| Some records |
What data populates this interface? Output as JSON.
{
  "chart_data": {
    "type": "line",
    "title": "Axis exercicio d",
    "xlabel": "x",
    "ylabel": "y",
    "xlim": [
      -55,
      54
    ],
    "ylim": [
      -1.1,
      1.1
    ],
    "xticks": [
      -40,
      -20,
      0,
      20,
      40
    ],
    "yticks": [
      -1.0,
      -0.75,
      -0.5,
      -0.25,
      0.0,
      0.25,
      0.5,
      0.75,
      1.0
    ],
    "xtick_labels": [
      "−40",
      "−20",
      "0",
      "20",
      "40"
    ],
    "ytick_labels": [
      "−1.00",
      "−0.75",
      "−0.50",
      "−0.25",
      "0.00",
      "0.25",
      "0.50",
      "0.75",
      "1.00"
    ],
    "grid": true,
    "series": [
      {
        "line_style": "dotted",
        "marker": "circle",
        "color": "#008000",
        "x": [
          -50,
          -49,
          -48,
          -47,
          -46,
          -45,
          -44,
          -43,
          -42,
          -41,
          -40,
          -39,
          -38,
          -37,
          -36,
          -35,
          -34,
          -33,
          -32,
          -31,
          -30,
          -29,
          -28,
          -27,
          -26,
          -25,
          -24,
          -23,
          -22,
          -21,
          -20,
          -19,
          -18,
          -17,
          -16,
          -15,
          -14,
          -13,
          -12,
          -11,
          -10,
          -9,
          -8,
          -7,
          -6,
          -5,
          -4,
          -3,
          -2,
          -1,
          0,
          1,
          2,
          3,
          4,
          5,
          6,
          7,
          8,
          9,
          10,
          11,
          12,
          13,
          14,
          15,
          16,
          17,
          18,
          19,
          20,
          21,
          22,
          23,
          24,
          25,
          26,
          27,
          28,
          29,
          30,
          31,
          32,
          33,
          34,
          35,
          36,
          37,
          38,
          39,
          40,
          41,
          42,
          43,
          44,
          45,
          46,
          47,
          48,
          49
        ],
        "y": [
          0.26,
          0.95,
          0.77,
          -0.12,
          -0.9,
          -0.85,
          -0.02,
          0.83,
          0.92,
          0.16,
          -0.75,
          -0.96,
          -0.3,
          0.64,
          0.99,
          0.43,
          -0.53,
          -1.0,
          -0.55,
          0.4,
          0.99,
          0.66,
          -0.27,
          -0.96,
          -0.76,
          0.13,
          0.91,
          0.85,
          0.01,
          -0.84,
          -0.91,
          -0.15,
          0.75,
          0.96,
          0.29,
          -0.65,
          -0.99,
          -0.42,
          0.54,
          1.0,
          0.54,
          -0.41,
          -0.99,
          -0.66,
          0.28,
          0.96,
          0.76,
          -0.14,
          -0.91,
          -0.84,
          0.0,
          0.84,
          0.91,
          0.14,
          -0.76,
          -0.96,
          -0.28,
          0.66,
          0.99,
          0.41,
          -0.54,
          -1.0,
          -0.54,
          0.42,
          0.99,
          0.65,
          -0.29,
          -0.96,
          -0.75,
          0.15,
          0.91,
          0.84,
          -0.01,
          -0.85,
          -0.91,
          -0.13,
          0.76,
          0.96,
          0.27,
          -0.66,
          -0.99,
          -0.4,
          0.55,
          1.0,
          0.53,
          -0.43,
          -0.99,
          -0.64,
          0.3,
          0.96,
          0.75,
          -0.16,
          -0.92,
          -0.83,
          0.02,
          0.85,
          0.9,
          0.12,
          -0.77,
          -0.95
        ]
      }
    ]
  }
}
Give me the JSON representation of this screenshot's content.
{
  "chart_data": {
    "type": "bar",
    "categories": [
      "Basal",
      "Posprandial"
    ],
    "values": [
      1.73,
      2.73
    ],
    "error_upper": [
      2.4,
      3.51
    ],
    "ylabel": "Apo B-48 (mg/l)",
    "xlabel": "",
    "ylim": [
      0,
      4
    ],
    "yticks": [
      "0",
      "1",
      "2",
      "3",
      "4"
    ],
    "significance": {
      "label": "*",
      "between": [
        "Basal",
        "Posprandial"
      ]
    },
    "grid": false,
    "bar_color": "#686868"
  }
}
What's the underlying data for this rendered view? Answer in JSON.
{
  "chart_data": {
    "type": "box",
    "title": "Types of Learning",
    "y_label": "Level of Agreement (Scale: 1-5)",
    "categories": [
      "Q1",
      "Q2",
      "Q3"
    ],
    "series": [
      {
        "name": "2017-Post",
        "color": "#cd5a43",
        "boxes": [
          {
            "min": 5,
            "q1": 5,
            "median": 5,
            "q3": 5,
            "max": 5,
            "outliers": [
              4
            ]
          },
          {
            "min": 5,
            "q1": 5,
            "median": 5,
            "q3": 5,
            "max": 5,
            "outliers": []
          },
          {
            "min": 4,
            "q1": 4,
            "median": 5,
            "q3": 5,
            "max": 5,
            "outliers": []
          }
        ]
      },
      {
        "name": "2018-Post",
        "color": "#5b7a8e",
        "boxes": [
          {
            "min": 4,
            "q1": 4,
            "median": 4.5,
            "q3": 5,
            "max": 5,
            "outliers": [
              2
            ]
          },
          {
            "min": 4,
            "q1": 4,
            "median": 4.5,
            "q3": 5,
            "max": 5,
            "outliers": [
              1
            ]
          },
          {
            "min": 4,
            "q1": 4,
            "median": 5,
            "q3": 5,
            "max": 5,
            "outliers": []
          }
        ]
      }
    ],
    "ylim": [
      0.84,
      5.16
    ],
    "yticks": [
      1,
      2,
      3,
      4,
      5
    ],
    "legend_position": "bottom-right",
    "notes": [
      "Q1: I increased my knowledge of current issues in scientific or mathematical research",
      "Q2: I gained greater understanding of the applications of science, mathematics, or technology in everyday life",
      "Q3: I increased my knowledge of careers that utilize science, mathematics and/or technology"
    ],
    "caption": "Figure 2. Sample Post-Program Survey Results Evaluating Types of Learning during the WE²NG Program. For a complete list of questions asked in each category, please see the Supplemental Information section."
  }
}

| WRITTEN TASK |
Report how many lines of the data contain the word "mathematics", using the number alone.

| ANSWER IN FULL |
2